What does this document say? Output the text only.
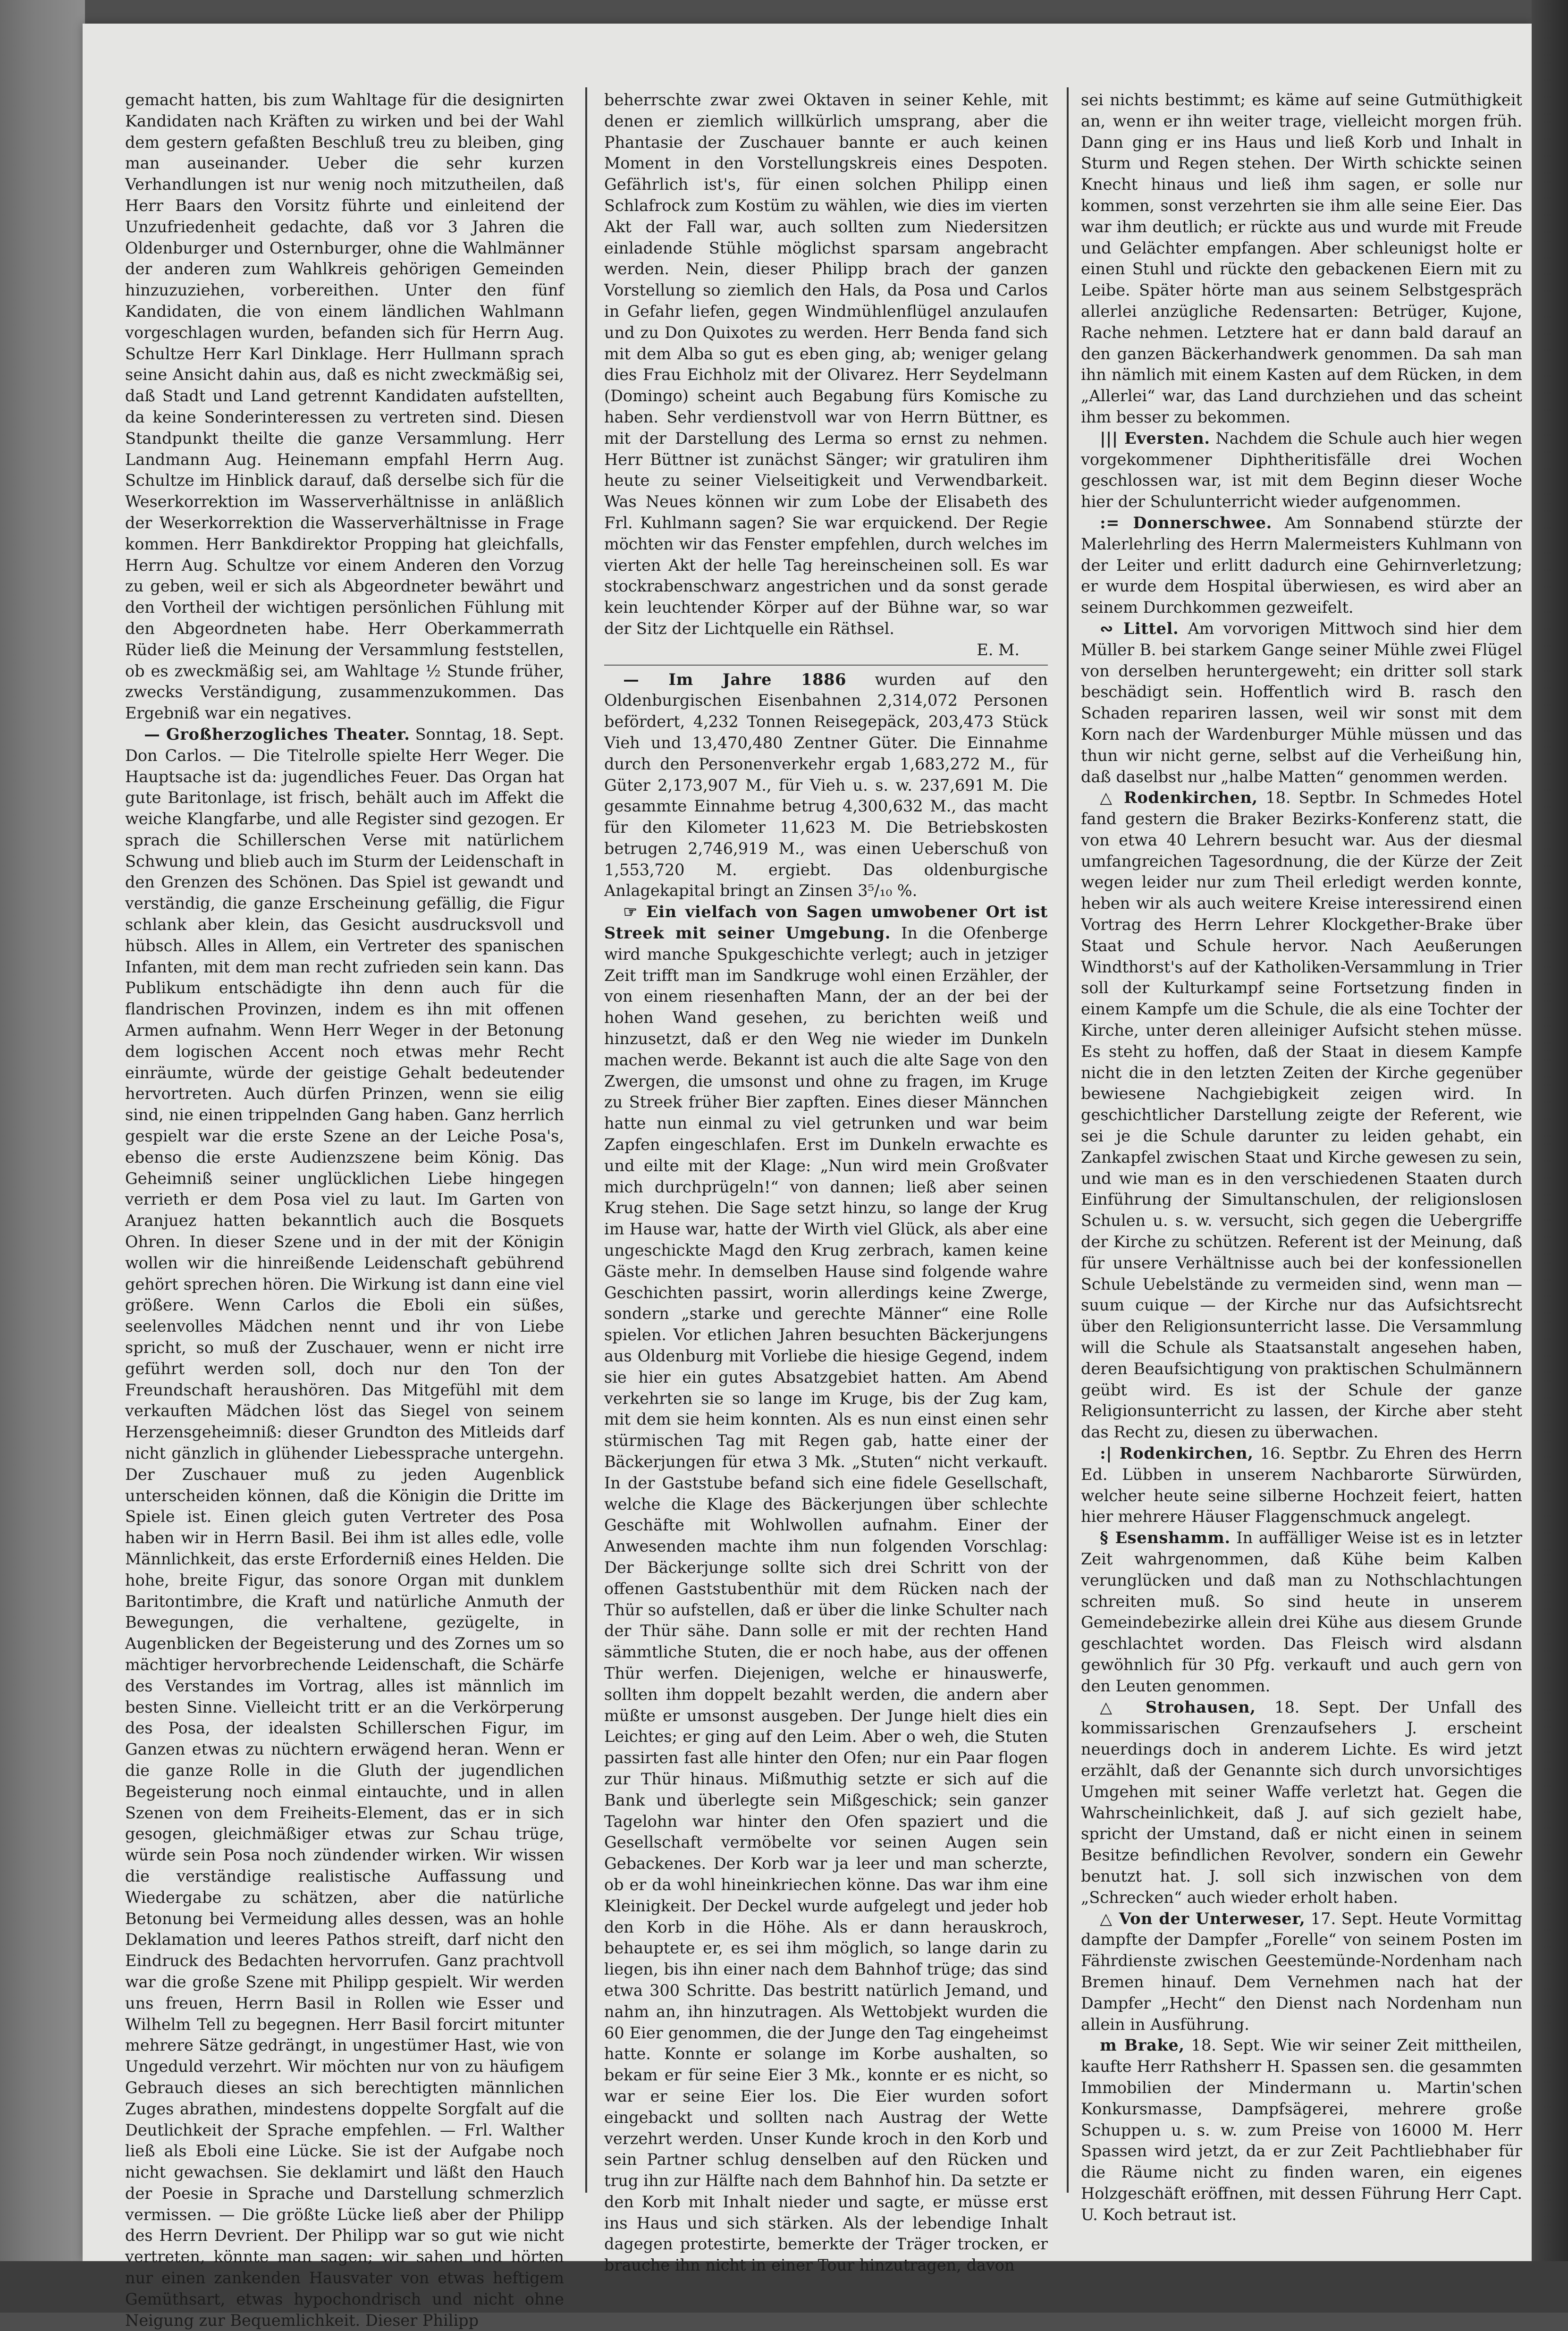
gemacht hatten, bis zum Wahltage für die designirten Kandidaten nach Kräften zu wirken und bei der Wahl dem gestern gefaßten Beschluß treu zu bleiben, ging man auseinander. Ueber die sehr kurzen Verhandlungen ist nur wenig noch mitzutheilen, daß Herr Baars den Vorsitz führte und einleitend der Unzufriedenheit gedachte, daß vor 3 Jahren die Oldenburger und Osternburger, ohne die Wahlmänner der anderen zum Wahlkreis gehörigen Gemeinden hinzuzuziehen, vorbereithen. Unter den fünf Kandidaten, die von einem ländlichen Wahlmann vorgeschlagen wurden, befanden sich für Herrn Aug. Schultze Herr Karl Dinklage. Herr Hullmann sprach seine Ansicht dahin aus, daß es nicht zweckmäßig sei, daß Stadt und Land getrennt Kandidaten aufstellten, da keine Sonderinteressen zu vertreten sind. Diesen Standpunkt theilte die ganze Versammlung. Herr Landmann Aug. Heinemann empfahl Herrn Aug. Schultze im Hinblick darauf, daß derselbe sich für die Weserkorrektion im Wasserverhältnisse in anläßlich der Weserkorrektion die Wasserverhältnisse in Frage kommen. Herr Bankdirektor Propping hat gleichfalls, Herrn Aug. Schultze vor einem Anderen den Vorzug zu geben, weil er sich als Abgeordneter bewährt und den Vortheil der wichtigen persönlichen Fühlung mit den Abgeordneten habe. Herr Oberkammerrath Rüder ließ die Meinung der Versammlung feststellen, ob es zweckmäßig sei, am Wahltage ½ Stunde früher, zwecks Verständigung, zusammenzukommen. Das Ergebniß war ein negatives.
— Großherzogliches Theater. Sonntag, 18. Sept. Don Carlos. — Die Titelrolle spielte Herr Weger. Die Hauptsache ist da: jugendliches Feuer. Das Organ hat gute Baritonlage, ist frisch, behält auch im Affekt die weiche Klangfarbe, und alle Register sind gezogen. Er sprach die Schillerschen Verse mit natürlichem Schwung und blieb auch im Sturm der Leidenschaft in den Grenzen des Schönen. Das Spiel ist gewandt und verständig, die ganze Erscheinung gefällig, die Figur schlank aber klein, das Gesicht ausdrucksvoll und hübsch. Alles in Allem, ein Vertreter des spanischen Infanten, mit dem man recht zufrieden sein kann. Das Publikum entschädigte ihn denn auch für die flandrischen Provinzen, indem es ihn mit offenen Armen aufnahm. Wenn Herr Weger in der Betonung dem logischen Accent noch etwas mehr Recht einräumte, würde der geistige Gehalt bedeutender hervortreten. Auch dürfen Prinzen, wenn sie eilig sind, nie einen trippelnden Gang haben. Ganz herrlich gespielt war die erste Szene an der Leiche Posa's, ebenso die erste Audienzszene beim König. Das Geheimniß seiner unglücklichen Liebe hingegen verrieth er dem Posa viel zu laut. Im Garten von Aranjuez hatten bekanntlich auch die Bosquets Ohren. In dieser Szene und in der mit der Königin wollen wir die hinreißende Leidenschaft gebührend gehört sprechen hören. Die Wirkung ist dann eine viel größere. Wenn Carlos die Eboli ein süßes, seelenvolles Mädchen nennt und ihr von Liebe spricht, so muß der Zuschauer, wenn er nicht irre geführt werden soll, doch nur den Ton der Freundschaft heraushören. Das Mitgefühl mit dem verkauften Mädchen löst das Siegel von seinem Herzensgeheimniß: dieser Grundton des Mitleids darf nicht gänzlich in glühender Liebessprache untergehn. Der Zuschauer muß zu jeden Augenblick unterscheiden können, daß die Königin die Dritte im Spiele ist. Einen gleich guten Vertreter des Posa haben wir in Herrn Basil. Bei ihm ist alles edle, volle Männlichkeit, das erste Erforderniß eines Helden. Die hohe, breite Figur, das sonore Organ mit dunklem Baritontimbre, die Kraft und natürliche Anmuth der Bewegungen, die verhaltene, gezügelte, in Augenblicken der Begeisterung und des Zornes um so mächtiger hervorbrechende Leidenschaft, die Schärfe des Verstandes im Vortrag, alles ist männlich im besten Sinne. Vielleicht tritt er an die Verkörperung des Posa, der idealsten Schillerschen Figur, im Ganzen etwas zu nüchtern erwägend heran. Wenn er die ganze Rolle in die Gluth der jugendlichen Begeisterung noch einmal eintauchte, und in allen Szenen von dem Freiheits-Element, das er in sich gesogen, gleichmäßiger etwas zur Schau trüge, würde sein Posa noch zündender wirken. Wir wissen die verständige realistische Auffassung und Wiedergabe zu schätzen, aber die natürliche Betonung bei Vermeidung alles dessen, was an hohle Deklamation und leeres Pathos streift, darf nicht den Eindruck des Bedachten hervorrufen. Ganz prachtvoll war die große Szene mit Philipp gespielt. Wir werden uns freuen, Herrn Basil in Rollen wie Esser und Wilhelm Tell zu begegnen. Herr Basil forcirt mitunter mehrere Sätze gedrängt, in ungestümer Hast, wie von Ungeduld verzehrt. Wir möchten nur von zu häufigem Gebrauch dieses an sich berechtigten männlichen Zuges abrathen, mindestens doppelte Sorgfalt auf die Deutlichkeit der Sprache empfehlen. — Frl. Walther ließ als Eboli eine Lücke. Sie ist der Aufgabe noch nicht gewachsen. Sie deklamirt und läßt den Hauch der Poesie in Sprache und Darstellung schmerzlich vermissen. — Die größte Lücke ließ aber der Philipp des Herrn Devrient. Der Philipp war so gut wie nicht vertreten, könnte man sagen; wir sahen und hörten nur einen zankenden Hausvater von etwas heftigem Gemüthsart, etwas hypochondrisch und nicht ohne Neigung zur Bequemlichkeit. Dieser Philipp
beherrschte zwar zwei Oktaven in seiner Kehle, mit denen er ziemlich willkürlich umsprang, aber die Phantasie der Zuschauer bannte er auch keinen Moment in den Vorstellungskreis eines Despoten. Gefährlich ist's, für einen solchen Philipp einen Schlafrock zum Kostüm zu wählen, wie dies im vierten Akt der Fall war, auch sollten zum Niedersitzen einladende Stühle möglichst sparsam angebracht werden. Nein, dieser Philipp brach der ganzen Vorstellung so ziemlich den Hals, da Posa und Carlos in Gefahr liefen, gegen Windmühlenflügel anzulaufen und zu Don Quixotes zu werden. Herr Benda fand sich mit dem Alba so gut es eben ging, ab; weniger gelang dies Frau Eichholz mit der Olivarez. Herr Seydelmann (Domingo) scheint auch Begabung fürs Komische zu haben. Sehr verdienstvoll war von Herrn Büttner, es mit der Darstellung des Lerma so ernst zu nehmen. Herr Büttner ist zunächst Sänger; wir gratuliren ihm heute zu seiner Vielseitigkeit und Verwendbarkeit. Was Neues können wir zum Lobe der Elisabeth des Frl. Kuhlmann sagen? Sie war erquickend. Der Regie möchten wir das Fenster empfehlen, durch welches im vierten Akt der helle Tag hereinscheinen soll. Es war stockrabenschwarz angestrichen und da sonst gerade kein leuchtender Körper auf der Bühne war, so war der Sitz der Lichtquelle ein Räthsel.
E. M.
— Im Jahre 1886 wurden auf den Oldenburgischen Eisenbahnen 2,314,072 Personen befördert, 4,232 Tonnen Reisegepäck, 203,473 Stück Vieh und 13,470,480 Zentner Güter. Die Einnahme durch den Personenverkehr ergab 1,683,272 M., für Güter 2,173,907 M., für Vieh u. s. w. 237,691 M. Die gesammte Einnahme betrug 4,300,632 M., das macht für den Kilometer 11,623 M. Die Betriebskosten betrugen 2,746,919 M., was einen Ueberschuß von 1,553,720 M. ergiebt. Das oldenburgische Anlagekapital bringt an Zinsen 3⁵/₁₀ %.
☞ Ein vielfach von Sagen umwobener Ort ist Streek mit seiner Umgebung. In die Ofenberge wird manche Spukgeschichte verlegt; auch in jetziger Zeit trifft man im Sandkruge wohl einen Erzähler, der von einem riesenhaften Mann, der an der bei der hohen Wand gesehen, zu berichten weiß und hinzusetzt, daß er den Weg nie wieder im Dunkeln machen werde. Bekannt ist auch die alte Sage von den Zwergen, die umsonst und ohne zu fragen, im Kruge zu Streek früher Bier zapften. Eines dieser Männchen hatte nun einmal zu viel getrunken und war beim Zapfen eingeschlafen. Erst im Dunkeln erwachte es und eilte mit der Klage: „Nun wird mein Großvater mich durchprügeln!“ von dannen; ließ aber seinen Krug stehen. Die Sage setzt hinzu, so lange der Krug im Hause war, hatte der Wirth viel Glück, als aber eine ungeschickte Magd den Krug zerbrach, kamen keine Gäste mehr. In demselben Hause sind folgende wahre Geschichten passirt, worin allerdings keine Zwerge, sondern „starke und gerechte Männer“ eine Rolle spielen. Vor etlichen Jahren besuchten Bäckerjungens aus Oldenburg mit Vorliebe die hiesige Gegend, indem sie hier ein gutes Absatzgebiet hatten. Am Abend verkehrten sie so lange im Kruge, bis der Zug kam, mit dem sie heim konnten. Als es nun einst einen sehr stürmischen Tag mit Regen gab, hatte einer der Bäckerjungen für etwa 3 Mk. „Stuten“ nicht verkauft. In der Gaststube befand sich eine fidele Gesellschaft, welche die Klage des Bäckerjungen über schlechte Geschäfte mit Wohlwollen aufnahm. Einer der Anwesenden machte ihm nun folgenden Vorschlag: Der Bäckerjunge sollte sich drei Schritt von der offenen Gaststubenthür mit dem Rücken nach der Thür so aufstellen, daß er über die linke Schulter nach der Thür sähe. Dann solle er mit der rechten Hand sämmtliche Stuten, die er noch habe, aus der offenen Thür werfen. Diejenigen, welche er hinauswerfe, sollten ihm doppelt bezahlt werden, die andern aber müßte er umsonst ausgeben. Der Junge hielt dies ein Leichtes; er ging auf den Leim. Aber o weh, die Stuten passirten fast alle hinter den Ofen; nur ein Paar flogen zur Thür hinaus. Mißmuthig setzte er sich auf die Bank und überlegte sein Mißgeschick; sein ganzer Tagelohn war hinter den Ofen spaziert und die Gesellschaft vermöbelte vor seinen Augen sein Gebackenes. Der Korb war ja leer und man scherzte, ob er da wohl hineinkriechen könne. Das war ihm eine Kleinigkeit. Der Deckel wurde aufgelegt und jeder hob den Korb in die Höhe. Als er dann herauskroch, behauptete er, es sei ihm möglich, so lange darin zu liegen, bis ihn einer nach dem Bahnhof trüge; das sind etwa 300 Schritte. Das bestritt natürlich Jemand, und nahm an, ihn hinzutragen. Als Wettobjekt wurden die 60 Eier genommen, die der Junge den Tag eingeheimst hatte. Konnte er solange im Korbe aushalten, so bekam er für seine Eier 3 Mk., konnte er es nicht, so war er seine Eier los. Die Eier wurden sofort eingebackt und sollten nach Austrag der Wette verzehrt werden. Unser Kunde kroch in den Korb und sein Partner schlug denselben auf den Rücken und trug ihn zur Hälfte nach dem Bahnhof hin. Da setzte er den Korb mit Inhalt nieder und sagte, er müsse erst ins Haus und sich stärken. Als der lebendige Inhalt dagegen protestirte, bemerkte der Träger trocken, er brauche ihn nicht in einer Tour hinzutragen, davon
sei nichts bestimmt; es käme auf seine Gutmüthigkeit an, wenn er ihn weiter trage, vielleicht morgen früh. Dann ging er ins Haus und ließ Korb und Inhalt in Sturm und Regen stehen. Der Wirth schickte seinen Knecht hinaus und ließ ihm sagen, er solle nur kommen, sonst verzehrten sie ihm alle seine Eier. Das war ihm deutlich; er rückte aus und wurde mit Freude und Gelächter empfangen. Aber schleunigst holte er einen Stuhl und rückte den gebackenen Eiern mit zu Leibe. Später hörte man aus seinem Selbstgespräch allerlei anzügliche Redensarten: Betrüger, Kujone, Rache nehmen. Letztere hat er dann bald darauf an den ganzen Bäckerhandwerk genommen. Da sah man ihn nämlich mit einem Kasten auf dem Rücken, in dem „Allerlei“ war, das Land durchziehen und das scheint ihm besser zu bekommen.
||| Eversten. Nachdem die Schule auch hier wegen vorgekommener Diphtheritisfälle drei Wochen geschlossen war, ist mit dem Beginn dieser Woche hier der Schulunterricht wieder aufgenommen.
:= Donnerschwee. Am Sonnabend stürzte der Malerlehrling des Herrn Malermeisters Kuhlmann von der Leiter und erlitt dadurch eine Gehirnverletzung; er wurde dem Hospital überwiesen, es wird aber an seinem Durchkommen gezweifelt.
∾ Littel. Am vorvorigen Mittwoch sind hier dem Müller B. bei starkem Gange seiner Mühle zwei Flügel von derselben heruntergeweht; ein dritter soll stark beschädigt sein. Hoffentlich wird B. rasch den Schaden repariren lassen, weil wir sonst mit dem Korn nach der Wardenburger Mühle müssen und das thun wir nicht gerne, selbst auf die Verheißung hin, daß daselbst nur „halbe Matten“ genommen werden.
△ Rodenkirchen, 18. Septbr. In Schmedes Hotel fand gestern die Braker Bezirks-Konferenz statt, die von etwa 40 Lehrern besucht war. Aus der diesmal umfangreichen Tagesordnung, die der Kürze der Zeit wegen leider nur zum Theil erledigt werden konnte, heben wir als auch weitere Kreise interessirend einen Vortrag des Herrn Lehrer Klockgether-Brake über Staat und Schule hervor. Nach Aeußerungen Windthorst's auf der Katholiken-Versammlung in Trier soll der Kulturkampf seine Fortsetzung finden in einem Kampfe um die Schule, die als eine Tochter der Kirche, unter deren alleiniger Aufsicht stehen müsse. Es steht zu hoffen, daß der Staat in diesem Kampfe nicht die in den letzten Zeiten der Kirche gegenüber bewiesene Nachgiebigkeit zeigen wird. In geschichtlicher Darstellung zeigte der Referent, wie sei je die Schule darunter zu leiden gehabt, ein Zankapfel zwischen Staat und Kirche gewesen zu sein, und wie man es in den verschiedenen Staaten durch Einführung der Simultanschulen, der religionslosen Schulen u. s. w. versucht, sich gegen die Uebergriffe der Kirche zu schützen. Referent ist der Meinung, daß für unsere Verhältnisse auch bei der konfessionellen Schule Uebelstände zu vermeiden sind, wenn man — suum cuique — der Kirche nur das Aufsichtsrecht über den Religionsunterricht lasse. Die Versammlung will die Schule als Staatsanstalt angesehen haben, deren Beaufsichtigung von praktischen Schulmännern geübt wird. Es ist der Schule der ganze Religionsunterricht zu lassen, der Kirche aber steht das Recht zu, diesen zu überwachen.
:| Rodenkirchen, 16. Septbr. Zu Ehren des Herrn Ed. Lübben in unserem Nachbarorte Sürwürden, welcher heute seine silberne Hochzeit feiert, hatten hier mehrere Häuser Flaggenschmuck angelegt.
§ Esenshamm. In auffälliger Weise ist es in letzter Zeit wahrgenommen, daß Kühe beim Kalben verunglücken und daß man zu Nothschlachtungen schreiten muß. So sind heute in unserem Gemeindebezirke allein drei Kühe aus diesem Grunde geschlachtet worden. Das Fleisch wird alsdann gewöhnlich für 30 Pfg. verkauft und auch gern von den Leuten genommen.
△ Strohausen, 18. Sept. Der Unfall des kommissarischen Grenzaufsehers J. erscheint neuerdings doch in anderem Lichte. Es wird jetzt erzählt, daß der Genannte sich durch unvorsichtiges Umgehen mit seiner Waffe verletzt hat. Gegen die Wahrscheinlichkeit, daß J. auf sich gezielt habe, spricht der Umstand, daß er nicht einen in seinem Besitze befindlichen Revolver, sondern ein Gewehr benutzt hat. J. soll sich inzwischen von dem „Schrecken“ auch wieder erholt haben.
△ Von der Unterweser, 17. Sept. Heute Vormittag dampfte der Dampfer „Forelle“ von seinem Posten im Fährdienste zwischen Geestemünde-Nordenham nach Bremen hinauf. Dem Vernehmen nach hat der Dampfer „Hecht“ den Dienst nach Nordenham nun allein in Ausführung.
m Brake, 18. Sept. Wie wir seiner Zeit mittheilen, kaufte Herr Rathsherr H. Spassen sen. die gesammten Immobilien der Mindermann u. Martin'schen Konkursmasse, Dampfsägerei, mehrere große Schuppen u. s. w. zum Preise von 16000 M. Herr Spassen wird jetzt, da er zur Zeit Pachtliebhaber für die Räume nicht zu finden waren, ein eigenes Holzgeschäft eröffnen, mit dessen Führung Herr Capt. U. Koch betraut ist.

__________________________________________________

DIRECTIONS FOR THIS TASK » What is needed is every line of the records above that contains the word "unserem".

SOLUTION FOR THIS PROBLEM »
:| Rodenkirchen, 16. Septbr. Zu Ehren des Herrn Ed. Lübben in unserem Nachbarorte Sürwürden, welcher heute seine silberne Hochzeit feiert, hatten hier mehrere Häuser Flaggenschmuck angelegt.
§ Esenshamm. In auffälliger Weise ist es in letzter Zeit wahrgenommen, daß Kühe beim Kalben verunglücken und daß man zu Nothschlachtungen schreiten muß. So sind heute in unserem Gemeindebezirke allein drei Kühe aus diesem Grunde geschlachtet worden. Das Fleisch wird alsdann gewöhnlich für 30 Pfg. verkauft und auch gern von den Leuten genommen.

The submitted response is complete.